▸ **Problem**: From the listing below, return each line that includes "traktach".

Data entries
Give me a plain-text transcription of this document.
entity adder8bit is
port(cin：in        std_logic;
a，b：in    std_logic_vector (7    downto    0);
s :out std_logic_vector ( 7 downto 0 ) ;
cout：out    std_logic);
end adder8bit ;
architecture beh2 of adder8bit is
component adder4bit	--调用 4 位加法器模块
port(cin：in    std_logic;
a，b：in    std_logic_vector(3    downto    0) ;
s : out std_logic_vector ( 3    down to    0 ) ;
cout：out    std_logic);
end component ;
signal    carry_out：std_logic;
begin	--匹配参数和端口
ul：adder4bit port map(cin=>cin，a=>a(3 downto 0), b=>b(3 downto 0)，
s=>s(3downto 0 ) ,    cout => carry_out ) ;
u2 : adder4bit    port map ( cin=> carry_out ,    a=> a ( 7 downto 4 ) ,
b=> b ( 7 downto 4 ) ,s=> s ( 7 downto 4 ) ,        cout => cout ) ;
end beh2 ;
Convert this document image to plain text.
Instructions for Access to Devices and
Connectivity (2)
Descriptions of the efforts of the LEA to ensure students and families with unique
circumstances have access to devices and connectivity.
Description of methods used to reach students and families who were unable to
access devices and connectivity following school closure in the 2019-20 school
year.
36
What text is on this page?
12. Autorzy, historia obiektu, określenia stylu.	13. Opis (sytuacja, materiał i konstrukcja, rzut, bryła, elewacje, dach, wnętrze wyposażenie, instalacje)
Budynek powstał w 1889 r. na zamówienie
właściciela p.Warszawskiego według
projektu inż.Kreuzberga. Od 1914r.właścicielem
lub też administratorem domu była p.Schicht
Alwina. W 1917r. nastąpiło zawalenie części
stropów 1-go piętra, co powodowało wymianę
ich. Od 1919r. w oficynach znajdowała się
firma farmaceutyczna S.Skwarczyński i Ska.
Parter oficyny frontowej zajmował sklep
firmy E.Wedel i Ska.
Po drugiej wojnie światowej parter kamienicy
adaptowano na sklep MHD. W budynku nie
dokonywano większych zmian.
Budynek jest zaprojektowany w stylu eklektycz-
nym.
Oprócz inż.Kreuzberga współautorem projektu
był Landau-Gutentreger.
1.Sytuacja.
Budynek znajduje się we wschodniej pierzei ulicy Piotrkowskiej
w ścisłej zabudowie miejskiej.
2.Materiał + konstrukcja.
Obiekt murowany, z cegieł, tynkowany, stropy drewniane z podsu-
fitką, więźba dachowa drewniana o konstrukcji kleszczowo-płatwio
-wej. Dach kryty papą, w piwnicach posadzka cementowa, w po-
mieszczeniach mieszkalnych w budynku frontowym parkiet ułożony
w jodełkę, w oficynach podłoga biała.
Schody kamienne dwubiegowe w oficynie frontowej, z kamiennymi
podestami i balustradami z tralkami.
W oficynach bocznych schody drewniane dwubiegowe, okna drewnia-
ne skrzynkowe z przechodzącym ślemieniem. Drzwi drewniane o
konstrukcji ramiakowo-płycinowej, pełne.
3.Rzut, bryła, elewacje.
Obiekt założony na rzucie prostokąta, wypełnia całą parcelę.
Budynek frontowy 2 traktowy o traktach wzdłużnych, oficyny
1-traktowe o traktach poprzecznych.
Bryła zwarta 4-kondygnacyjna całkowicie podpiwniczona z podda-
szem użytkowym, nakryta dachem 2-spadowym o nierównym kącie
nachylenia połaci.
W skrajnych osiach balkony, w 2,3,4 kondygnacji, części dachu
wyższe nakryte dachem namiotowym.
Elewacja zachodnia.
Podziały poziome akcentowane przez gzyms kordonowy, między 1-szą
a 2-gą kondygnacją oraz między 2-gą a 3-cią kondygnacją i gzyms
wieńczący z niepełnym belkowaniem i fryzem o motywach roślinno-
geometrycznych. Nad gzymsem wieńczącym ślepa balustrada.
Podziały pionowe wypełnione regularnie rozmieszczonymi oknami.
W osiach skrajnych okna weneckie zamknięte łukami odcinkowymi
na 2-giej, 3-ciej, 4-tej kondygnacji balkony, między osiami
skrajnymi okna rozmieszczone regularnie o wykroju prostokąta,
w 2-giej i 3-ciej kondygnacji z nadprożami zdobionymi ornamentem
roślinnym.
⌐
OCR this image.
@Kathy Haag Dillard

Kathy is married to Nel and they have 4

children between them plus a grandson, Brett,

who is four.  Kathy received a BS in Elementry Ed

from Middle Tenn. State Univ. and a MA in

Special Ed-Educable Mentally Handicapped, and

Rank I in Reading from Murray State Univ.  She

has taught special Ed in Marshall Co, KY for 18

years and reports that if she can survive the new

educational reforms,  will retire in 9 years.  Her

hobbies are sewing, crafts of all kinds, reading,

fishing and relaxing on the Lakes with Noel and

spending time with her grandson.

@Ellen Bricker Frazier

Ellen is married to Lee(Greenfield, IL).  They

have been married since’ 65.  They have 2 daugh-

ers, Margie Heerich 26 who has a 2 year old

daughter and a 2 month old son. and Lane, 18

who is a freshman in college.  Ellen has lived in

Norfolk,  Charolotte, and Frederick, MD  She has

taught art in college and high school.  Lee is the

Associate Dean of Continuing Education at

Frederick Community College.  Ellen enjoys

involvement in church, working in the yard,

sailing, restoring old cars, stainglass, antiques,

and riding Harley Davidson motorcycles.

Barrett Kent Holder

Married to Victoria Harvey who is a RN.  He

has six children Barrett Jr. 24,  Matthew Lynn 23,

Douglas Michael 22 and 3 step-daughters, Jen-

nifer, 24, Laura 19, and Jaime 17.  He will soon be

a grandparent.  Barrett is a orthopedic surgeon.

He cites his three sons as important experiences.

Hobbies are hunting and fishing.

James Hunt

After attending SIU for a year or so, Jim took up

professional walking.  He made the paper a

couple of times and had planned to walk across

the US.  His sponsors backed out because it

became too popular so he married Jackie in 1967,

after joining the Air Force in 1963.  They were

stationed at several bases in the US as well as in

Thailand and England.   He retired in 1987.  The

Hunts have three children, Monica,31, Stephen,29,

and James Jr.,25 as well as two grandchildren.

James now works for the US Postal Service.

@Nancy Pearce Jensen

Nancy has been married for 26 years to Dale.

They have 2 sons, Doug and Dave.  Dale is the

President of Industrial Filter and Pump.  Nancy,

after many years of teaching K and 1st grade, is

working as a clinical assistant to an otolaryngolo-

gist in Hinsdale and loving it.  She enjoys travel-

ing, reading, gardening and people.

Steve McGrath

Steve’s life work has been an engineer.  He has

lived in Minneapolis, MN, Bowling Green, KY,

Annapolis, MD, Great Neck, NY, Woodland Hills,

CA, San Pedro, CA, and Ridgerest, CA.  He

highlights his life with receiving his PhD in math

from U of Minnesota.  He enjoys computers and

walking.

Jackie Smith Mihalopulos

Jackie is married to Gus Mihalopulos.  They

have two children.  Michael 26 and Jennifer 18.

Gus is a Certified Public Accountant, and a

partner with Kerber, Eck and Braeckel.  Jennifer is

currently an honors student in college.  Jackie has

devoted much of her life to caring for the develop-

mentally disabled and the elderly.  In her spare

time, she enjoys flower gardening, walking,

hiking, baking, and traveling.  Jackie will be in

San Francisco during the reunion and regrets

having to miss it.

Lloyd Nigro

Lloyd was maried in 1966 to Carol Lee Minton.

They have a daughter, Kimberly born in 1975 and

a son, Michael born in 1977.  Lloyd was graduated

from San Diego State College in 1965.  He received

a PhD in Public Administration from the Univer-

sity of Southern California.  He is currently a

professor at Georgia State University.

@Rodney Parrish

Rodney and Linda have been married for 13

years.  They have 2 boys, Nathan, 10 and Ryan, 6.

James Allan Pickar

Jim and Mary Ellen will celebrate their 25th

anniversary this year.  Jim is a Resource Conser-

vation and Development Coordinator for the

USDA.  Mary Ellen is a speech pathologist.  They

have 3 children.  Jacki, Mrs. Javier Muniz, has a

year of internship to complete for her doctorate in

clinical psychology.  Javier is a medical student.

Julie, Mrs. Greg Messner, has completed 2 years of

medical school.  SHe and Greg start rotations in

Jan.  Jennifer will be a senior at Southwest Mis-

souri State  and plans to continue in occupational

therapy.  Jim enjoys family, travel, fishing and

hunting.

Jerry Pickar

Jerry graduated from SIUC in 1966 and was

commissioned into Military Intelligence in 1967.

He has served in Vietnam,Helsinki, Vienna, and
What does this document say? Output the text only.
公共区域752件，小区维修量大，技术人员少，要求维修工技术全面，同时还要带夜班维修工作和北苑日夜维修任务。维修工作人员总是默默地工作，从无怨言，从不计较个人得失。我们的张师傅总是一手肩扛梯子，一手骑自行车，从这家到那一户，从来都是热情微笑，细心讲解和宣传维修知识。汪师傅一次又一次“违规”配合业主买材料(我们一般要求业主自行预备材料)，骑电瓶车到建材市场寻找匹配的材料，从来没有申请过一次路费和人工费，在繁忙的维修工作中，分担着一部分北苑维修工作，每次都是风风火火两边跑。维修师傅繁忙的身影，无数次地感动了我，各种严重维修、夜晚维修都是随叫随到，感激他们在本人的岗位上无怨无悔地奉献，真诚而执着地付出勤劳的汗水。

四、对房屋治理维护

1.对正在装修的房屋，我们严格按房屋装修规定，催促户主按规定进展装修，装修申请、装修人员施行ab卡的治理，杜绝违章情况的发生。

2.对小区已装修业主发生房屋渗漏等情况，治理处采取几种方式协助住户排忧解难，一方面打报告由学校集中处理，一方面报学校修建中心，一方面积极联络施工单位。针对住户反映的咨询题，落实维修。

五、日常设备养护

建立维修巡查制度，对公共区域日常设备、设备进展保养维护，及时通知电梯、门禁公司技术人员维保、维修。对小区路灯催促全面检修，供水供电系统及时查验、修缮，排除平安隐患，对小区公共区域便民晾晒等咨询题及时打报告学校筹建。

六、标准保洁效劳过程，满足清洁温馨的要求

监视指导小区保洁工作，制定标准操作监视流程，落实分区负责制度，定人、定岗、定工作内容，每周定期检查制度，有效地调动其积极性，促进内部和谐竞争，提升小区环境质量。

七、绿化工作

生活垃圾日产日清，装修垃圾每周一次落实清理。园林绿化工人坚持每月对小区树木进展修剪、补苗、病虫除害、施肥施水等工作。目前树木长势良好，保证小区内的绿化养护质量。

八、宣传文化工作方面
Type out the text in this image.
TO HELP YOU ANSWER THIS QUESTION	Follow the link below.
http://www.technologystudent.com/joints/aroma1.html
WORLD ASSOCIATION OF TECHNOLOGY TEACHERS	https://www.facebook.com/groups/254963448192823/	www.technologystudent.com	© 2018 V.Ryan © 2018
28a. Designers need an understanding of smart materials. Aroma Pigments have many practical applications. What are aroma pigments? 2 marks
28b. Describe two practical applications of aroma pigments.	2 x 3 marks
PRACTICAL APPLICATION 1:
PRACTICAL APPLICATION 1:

▸ **Solution to this problem**:
Budynek frontowy 2 traktowy o traktach wzdłużnych, oficyny
1-traktowe o traktach poprzecznych.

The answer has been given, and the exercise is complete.